Saved data entries:
+===+

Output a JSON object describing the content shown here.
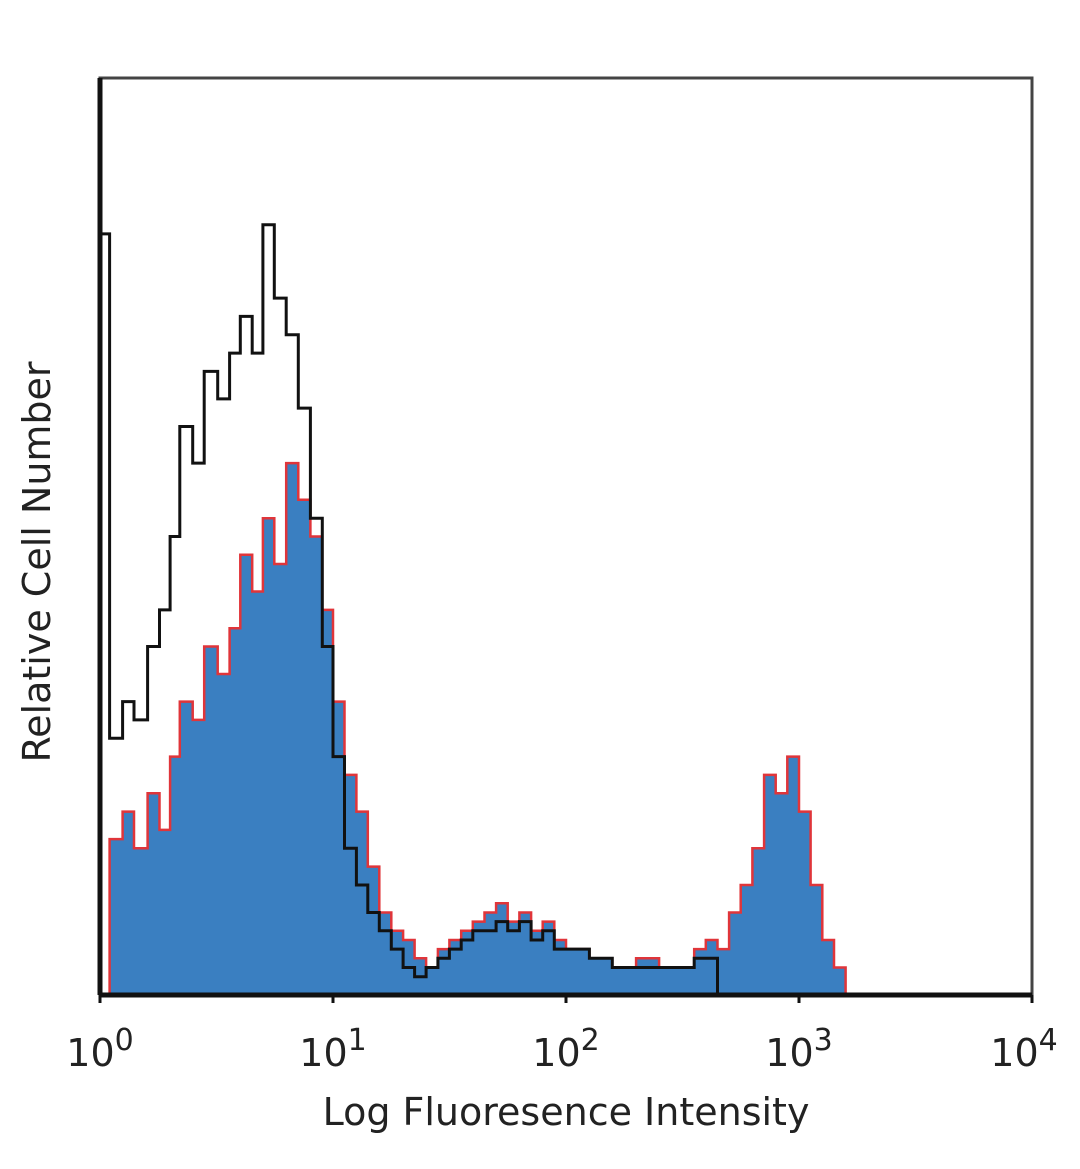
{
  "chart_data": {
    "type": "area",
    "title": "",
    "xlabel": "Log Fluoresence Intensity",
    "ylabel": "Relative Cell Number",
    "x_scale": "log10",
    "xlim": [
      1,
      10000
    ],
    "ylim": [
      0,
      100
    ],
    "grid": false,
    "legend": "none",
    "x_ticks": [
      {
        "value": 1,
        "base": "10",
        "exp": "0"
      },
      {
        "value": 10,
        "base": "10",
        "exp": "1"
      },
      {
        "value": 100,
        "base": "10",
        "exp": "2"
      },
      {
        "value": 1000,
        "base": "10",
        "exp": "3"
      },
      {
        "value": 10000,
        "base": "10",
        "exp": "4"
      }
    ],
    "x": [
      1.0,
      1.1,
      1.25,
      1.4,
      1.6,
      1.8,
      2.0,
      2.2,
      2.5,
      2.8,
      3.2,
      3.6,
      4.0,
      4.5,
      5.0,
      5.6,
      6.3,
      7.1,
      8.0,
      9.0,
      10.0,
      11.2,
      12.6,
      14.1,
      15.8,
      17.8,
      20.0,
      22.4,
      25.1,
      28.2,
      31.6,
      35.5,
      39.8,
      44.7,
      50.1,
      56.2,
      63.1,
      70.8,
      79.4,
      89.1,
      100,
      126,
      158,
      200,
      251,
      316,
      355,
      398,
      447,
      501,
      562,
      631,
      708,
      794,
      891,
      1000,
      1122,
      1259,
      1413,
      1585,
      1778,
      2000,
      10000
    ],
    "series": [
      {
        "color": "#3a7fc1",
        "edge_color": "#e0353a",
        "fill": true,
        "values": [
          0,
          17,
          20,
          16,
          22,
          18,
          26,
          32,
          30,
          38,
          35,
          40,
          48,
          44,
          52,
          47,
          58,
          54,
          50,
          42,
          32,
          24,
          20,
          14,
          9,
          7,
          6,
          4,
          3,
          5,
          6,
          7,
          8,
          9,
          10,
          8,
          9,
          7,
          8,
          6,
          5,
          4,
          3,
          4,
          3,
          3,
          5,
          6,
          5,
          9,
          12,
          16,
          24,
          22,
          26,
          20,
          12,
          6,
          3,
          0,
          0,
          0,
          0
        ]
      },
      {
        "color": "#111111",
        "fill": false,
        "values": [
          83,
          28,
          32,
          30,
          38,
          42,
          50,
          62,
          58,
          68,
          65,
          70,
          74,
          70,
          84,
          76,
          72,
          64,
          52,
          38,
          26,
          16,
          12,
          9,
          7,
          5,
          3,
          2,
          3,
          4,
          5,
          6,
          7,
          7,
          8,
          7,
          8,
          6,
          7,
          5,
          5,
          4,
          3,
          3,
          3,
          3,
          4,
          4,
          0,
          0,
          0,
          0,
          0,
          0,
          0,
          0,
          0,
          0,
          0,
          0,
          0,
          0,
          0
        ]
      }
    ]
  }
}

+===+

**EXERCISE REQUIREMENTS:**
Quote each line of the listing exactly, but leave the pictures out.

**SOLVED EXERCISE:**
Output a JSON object describing the content shown here.
{
  "chart_data": {
    "type": "area",
    "title": "",
    "xlabel": "Log Fluoresence Intensity",
    "ylabel": "Relative Cell Number",
    "x_scale": "log10",
    "xlim": [
      1,
      10000
    ],
    "ylim": [
      0,
      100
    ],
    "grid": false,
    "legend": "none",
    "x_ticks": [
      {
        "value": 1,
        "base": "10",
        "exp": "0"
      },
      {
        "value": 10,
        "base": "10",
        "exp": "1"
      },
      {
        "value": 100,
        "base": "10",
        "exp": "2"
      },
      {
        "value": 1000,
        "base": "10",
        "exp": "3"
      },
      {
        "value": 10000,
        "base": "10",
        "exp": "4"
      }
    ],
    "x": [
      1.0,
      1.1,
      1.25,
      1.4,
      1.6,
      1.8,
      2.0,
      2.2,
      2.5,
      2.8,
      3.2,
      3.6,
      4.0,
      4.5,
      5.0,
      5.6,
      6.3,
      7.1,
      8.0,
      9.0,
      10.0,
      11.2,
      12.6,
      14.1,
      15.8,
      17.8,
      20.0,
      22.4,
      25.1,
      28.2,
      31.6,
      35.5,
      39.8,
      44.7,
      50.1,
      56.2,
      63.1,
      70.8,
      79.4,
      89.1,
      100,
      126,
      158,
      200,
      251,
      316,
      355,
      398,
      447,
      501,
      562,
      631,
      708,
      794,
      891,
      1000,
      1122,
      1259,
      1413,
      1585,
      1778,
      2000,
      10000
    ],
    "series": [
      {
        "color": "#3a7fc1",
        "edge_color": "#e0353a",
        "fill": true,
        "values": [
          0,
          17,
          20,
          16,
          22,
          18,
          26,
          32,
          30,
          38,
          35,
          40,
          48,
          44,
          52,
          47,
          58,
          54,
          50,
          42,
          32,
          24,
          20,
          14,
          9,
          7,
          6,
          4,
          3,
          5,
          6,
          7,
          8,
          9,
          10,
          8,
          9,
          7,
          8,
          6,
          5,
          4,
          3,
          4,
          3,
          3,
          5,
          6,
          5,
          9,
          12,
          16,
          24,
          22,
          26,
          20,
          12,
          6,
          3,
          0,
          0,
          0,
          0
        ]
      },
      {
        "color": "#111111",
        "fill": false,
        "values": [
          83,
          28,
          32,
          30,
          38,
          42,
          50,
          62,
          58,
          68,
          65,
          70,
          74,
          70,
          84,
          76,
          72,
          64,
          52,
          38,
          26,
          16,
          12,
          9,
          7,
          5,
          3,
          2,
          3,
          4,
          5,
          6,
          7,
          7,
          8,
          7,
          8,
          6,
          7,
          5,
          5,
          4,
          3,
          3,
          3,
          3,
          4,
          4,
          0,
          0,
          0,
          0,
          0,
          0,
          0,
          0,
          0,
          0,
          0,
          0,
          0,
          0,
          0
        ]
      }
    ]
  }
}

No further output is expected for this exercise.